----- Extracted entries

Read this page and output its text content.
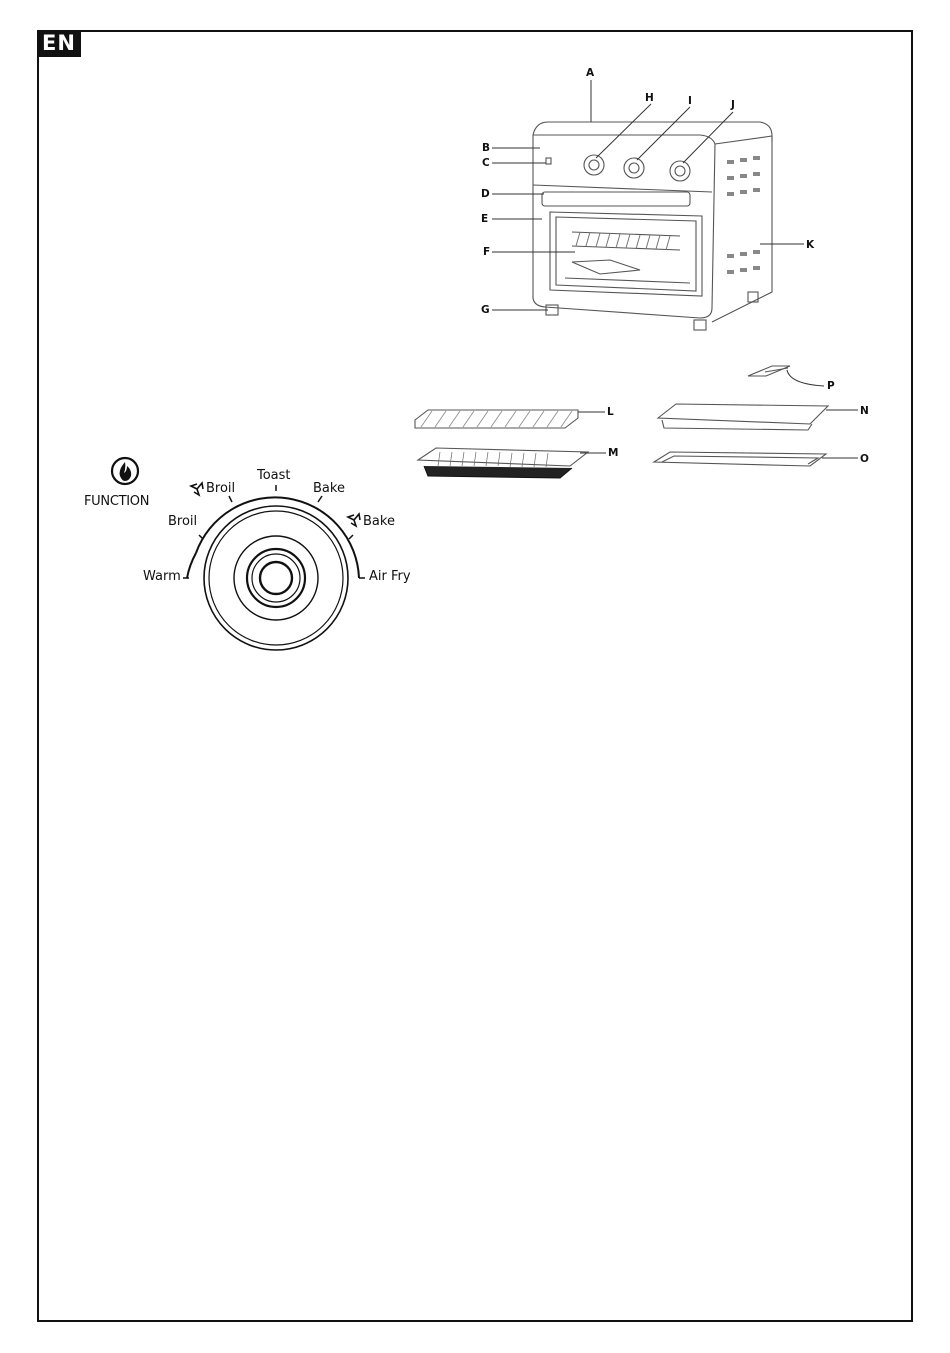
EN
A
B
C
D
E
F
G
H	I	J
K
L
M
N
O
P
FUNCTION
Warm
Broil
Broil
Toast
Bake
Bake
Air Fry
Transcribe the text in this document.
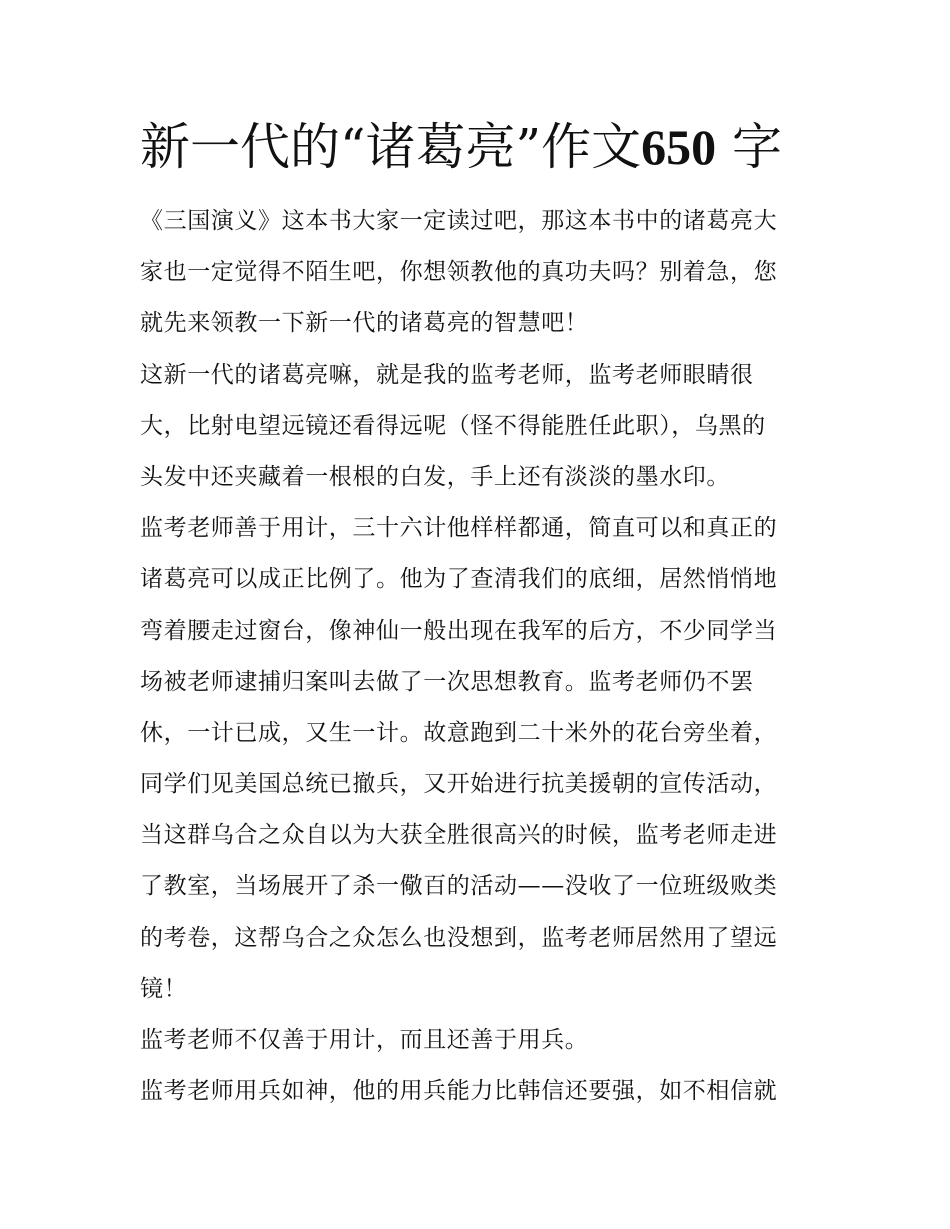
新一代的“诸葛亮”作文650 字

《三国演义》这本书大家一定读过吧，那这本书中的诸葛亮大

家也一定觉得不陌生吧，你想领教他的真功夫吗？别着急，您

就先来领教一下新一代的诸葛亮的智慧吧！

这新一代的诸葛亮嘛，就是我的监考老师，监考老师眼睛很

大，比射电望远镜还看得远呢（怪不得能胜任此职），乌黑的

头发中还夹藏着一根根的白发，手上还有淡淡的墨水印。

监考老师善于用计，三十六计他样样都通，简直可以和真正的

诸葛亮可以成正比例了。他为了查清我们的底细，居然悄悄地

弯着腰走过窗台，像神仙一般出现在我军的后方，不少同学当

场被老师逮捕归案叫去做了一次思想教育。监考老师仍不罢

休，一计已成，又生一计。故意跑到二十米外的花台旁坐着，

同学们见美国总统已撤兵，又开始进行抗美援朝的宣传活动，

当这群乌合之众自以为大获全胜很高兴的时候，监考老师走进

了教室，当场展开了杀一儆百的活动——没收了一位班级败类

的考卷，这帮乌合之众怎么也没想到，监考老师居然用了望远

镜！

监考老师不仅善于用计，而且还善于用兵。

监考老师用兵如神，他的用兵能力比韩信还要强，如不相信就
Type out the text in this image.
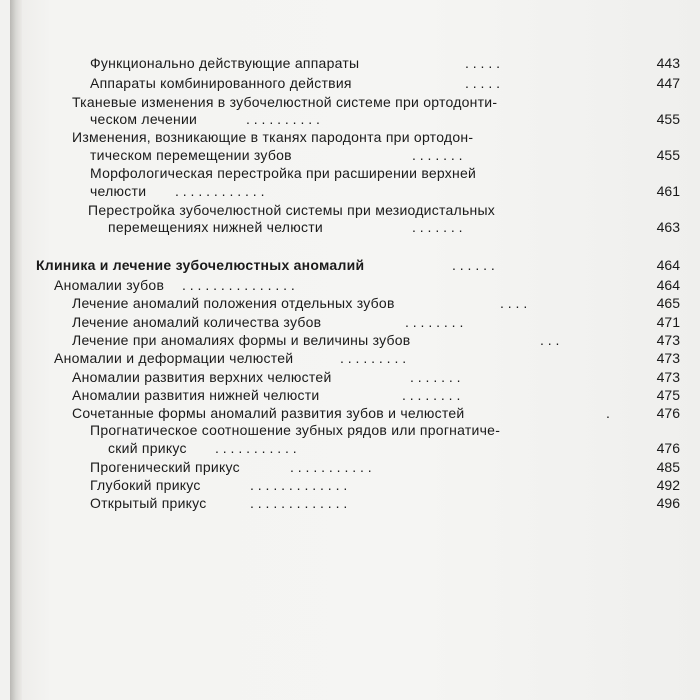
Функционально действующие аппараты	. . . . .	443
Аппараты комбинированного действия	. . . . .	447
Тканевые изменения в зубочелюстной системе при ортодонти-
ческом лечении	. . . . . . . . . .	455
Изменения, возникающие в тканях пародонта при ортодон-
тическом перемещении зубов	. . . . . . .	455
Морфологическая перестройка при расширении верхней
челюсти . . . . . . . . . . . .	461
Перестройка зубочелюстной системы при мезиодистальных
перемещениях нижней челюсти	. . . . . . .	463
Клиника и лечение зубочелюстных аномалий	. . . . . .	464
Аномалии зубов . . . . . . . . . . . . . . .	464
Лечение аномалий положения отдельных зубов	. . . .	465
Лечение аномалий количества зубов	. . . . . . . .	471
Лечение при аномалиях формы и величины зубов	. . .	473
Аномалии и деформации челюстей	. . . . . . . . .	473
Аномалии развития верхних челюстей	. . . . . . .	473
Аномалии развития нижней челюсти	. . . . . . . .	475
Сочетанные формы аномалий развития зубов и челюстей	.	476
Прогнатическое соотношение зубных рядов или прогнатиче-
ский прикус . . . . . . . . . . .	476
Прогенический прикус	. . . . . . . . . . .	485
Глубокий прикус	. . . . . . . . . . . . .	492
Открытый прикус	. . . . . . . . . . . . .	496
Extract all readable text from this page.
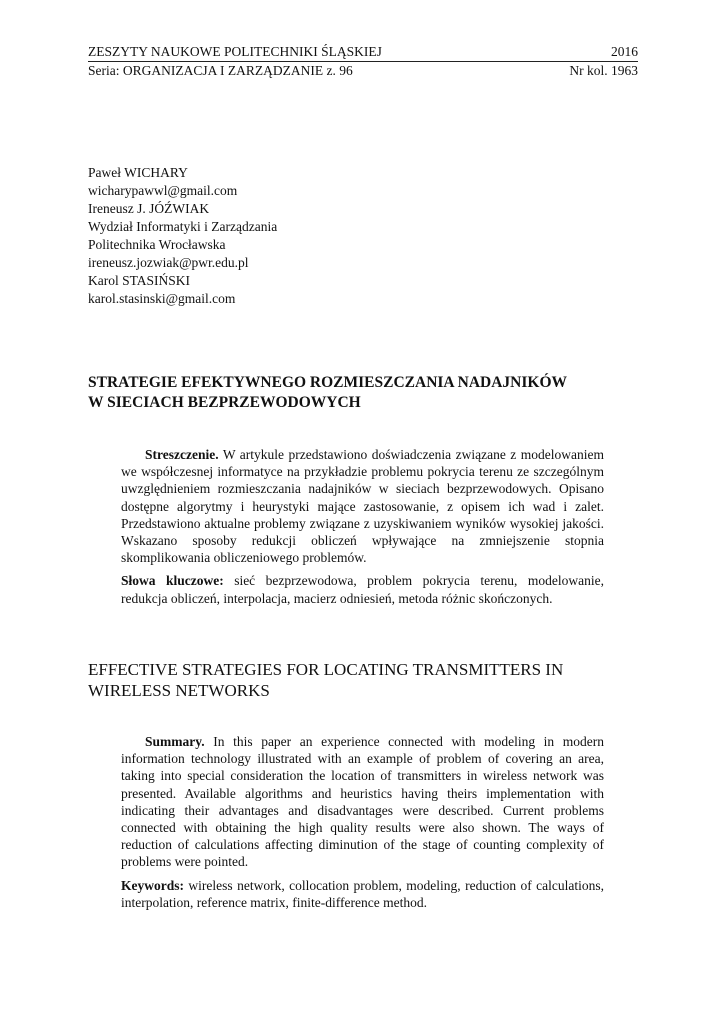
ZESZYTY NAUKOWE POLITECHNIKI ŚLĄSKIEJ	2016
Seria: ORGANIZACJA I ZARZĄDZANIE z. 96	Nr kol. 1963
Paweł WICHARY
wicharypawwl@gmail.com
Ireneusz J. JÓŹWIAK
Wydział Informatyki i Zarządzania
Politechnika Wrocławska
ireneusz.jozwiak@pwr.edu.pl
Karol STASIŃSKI
karol.stasinski@gmail.com
STRATEGIE EFEKTYWNEGO ROZMIESZCZANIA NADAJNIKÓW
W SIECIACH BEZPRZEWODOWYCH

Streszczenie. W artykule przedstawiono doświadczenia związane z modelowaniem we współczesnej informatyce na przykładzie problemu pokrycia terenu ze szczególnym uwzględnieniem rozmieszczania nadajników w sieciach bezprzewodowych. Opisano dostępne algorytmy i heurystyki mające zastosowanie, z opisem ich wad i zalet. Przedstawiono aktualne problemy związane z uzyskiwaniem wyników wysokiej jakości. Wskazano sposoby redukcji obliczeń wpływające na zmniejszenie stopnia skomplikowania obliczeniowego problemów.

Słowa kluczowe: sieć bezprzewodowa, problem pokrycia terenu, modelowanie, redukcja obliczeń, interpolacja, macierz odniesień, metoda różnic skończonych.

EFFECTIVE STRATEGIES FOR LOCATING TRANSMITTERS IN
WIRELESS NETWORKS

Summary. In this paper an experience connected with modeling in modern information technology illustrated with an example of problem of covering an area, taking into special consideration the location of transmitters in wireless network was presented. Available algorithms and heuristics having theirs implementation with indicating their advantages and disadvantages were described. Current problems connected with obtaining the high quality results were also shown. The ways of reduction of calculations affecting diminution of the stage of counting complexity of problems were pointed.

Keywords: wireless network, collocation problem, modeling, reduction of calculations, interpolation, reference matrix, finite-difference method.
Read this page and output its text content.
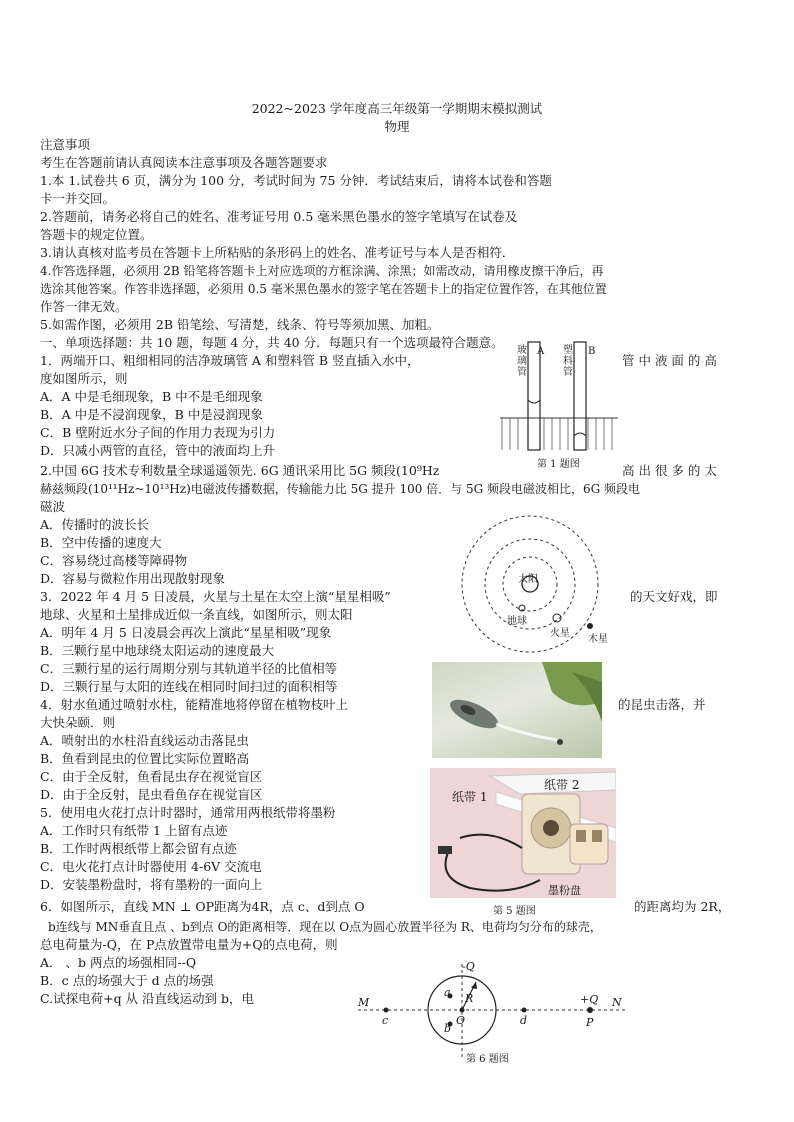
2022~2023 学年度高三年级第一学期期末模拟测试
物理
注意事项
考生在答题前请认真阅读本注意事项及各题答题要求
1.本 1.试卷共 6 页，满分为 100 分，考试时间为 75 分钟．考试结束后，请将本试卷和答题
卡一并交回。
2.答题前，请务必将自己的姓名、准考证号用 0.5 毫米黑色墨水的签字笔填写在试卷及
答题卡的规定位置。
3.请认真核对监考员在答题卡上所粘贴的条形码上的姓名、准考证号与本人是否相符．
4.作答选择题，必须用 2B 铅笔将答题卡上对应选项的方框涂满、涂黑；如需改动，请用橡皮擦干净后，再
选涂其他答案。作答非选择题，必须用 0.5 毫米黑色墨水的签字笔在答题卡上的指定位置作答，在其他位置
作答一律无效。
5.如需作图，必须用 2B 铅笔绘、写清楚，线条、符号等须加黑、加粗。
一、单项选择题：共 10 题，每题 4 分，共 40 分．每题只有一个选项最符合题意。
1．两端开口、粗细相同的洁净玻璃管 A 和塑料管 B 竖直插入水中，	管 中 液 面 的 高
度如图所示，则
A．A 中是毛细现象，B 中不是毛细现象
B．A 中是不浸润现象，B 中是浸润现象
C．B 壁附近水分子间的作用力表现为引力
D．只减小两管的直径，管中的液面均上升
玻璃管
塑料管
A	B
第 1 题图
2.中国 6G 技术专利数量全球遥遥领先. 6G 通讯采用比 5G 频段(10⁹Hz	高 出 很 多 的 太
赫兹频段(10¹¹Hz~10¹³Hz)电磁波传播数据，传输能力比 5G 提升 100 倍．与 5G 频段电磁波相比，6G 频段电
磁波
A．传播时的波长长
B．空中传播的速度大
C．容易绕过高楼等障碍物
D．容易与微粒作用出现散射现象	太阳
地球
火星
木星
3．2022 年 4 月 5 日凌晨，火星与土星在太空上演“星星相吸”	的天文好戏，即
地球、火星和土星排成近似一条直线，如图所示，则太阳
A．明年 4 月 5 日凌晨会再次上演此“星星相吸”现象
B．三颗行星中地球绕太阳运动的速度最大
C．三颗行星的运行周期分别与其轨道半径的比值相等
D．三颗行星与太阳的连线在相同时间扫过的面积相等
4．射水鱼通过喷射水柱，能精准地将停留在植物枝叶上	的昆虫击落，并
大快朵颐．则
A．喷射出的水柱沿直线运动击落昆虫
B．鱼看到昆虫的位置比实际位置略高
C．由于全反射，鱼看昆虫存在视觉盲区
D．由于全反射，昆虫看鱼存在视觉盲区	纸带 1
纸带 2
墨粉盘
第 5 题图
5．使用电火花打点计时器时，通常用两根纸带将墨粉
A．工作时只有纸带 1 上留有点迹
B．工作时两根纸带上都会留有点迹
C．电火花打点计时器使用 4-6V 交流电
D．安装墨粉盘时，将有墨粉的一面向上
6．如图所示，直线 MN ⊥ OP距离为4R，点 c、d到点 O	的距离均为 2R，
b连线与 MN垂直且点 、b到点 O的距离相等．现在以 O点为圆心放置半径为 R、电荷均匀分布的球壳，
总电荷量为-Q，在 P点放置带电量为+Q的点电荷，则
A． 、b 两点的场强相同--Q
B．c 点的场强大于 d 点的场强
C.试探电荷+q 从 沿直线运动到 b，电
-Q
+Q
M	N
a
b
c	d
O
R
P
第 6 题图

----------

◆ Goal
Each line containing the word "gmail" counts once; say how many such lines there are, giving only the number.

◆ Completed task
2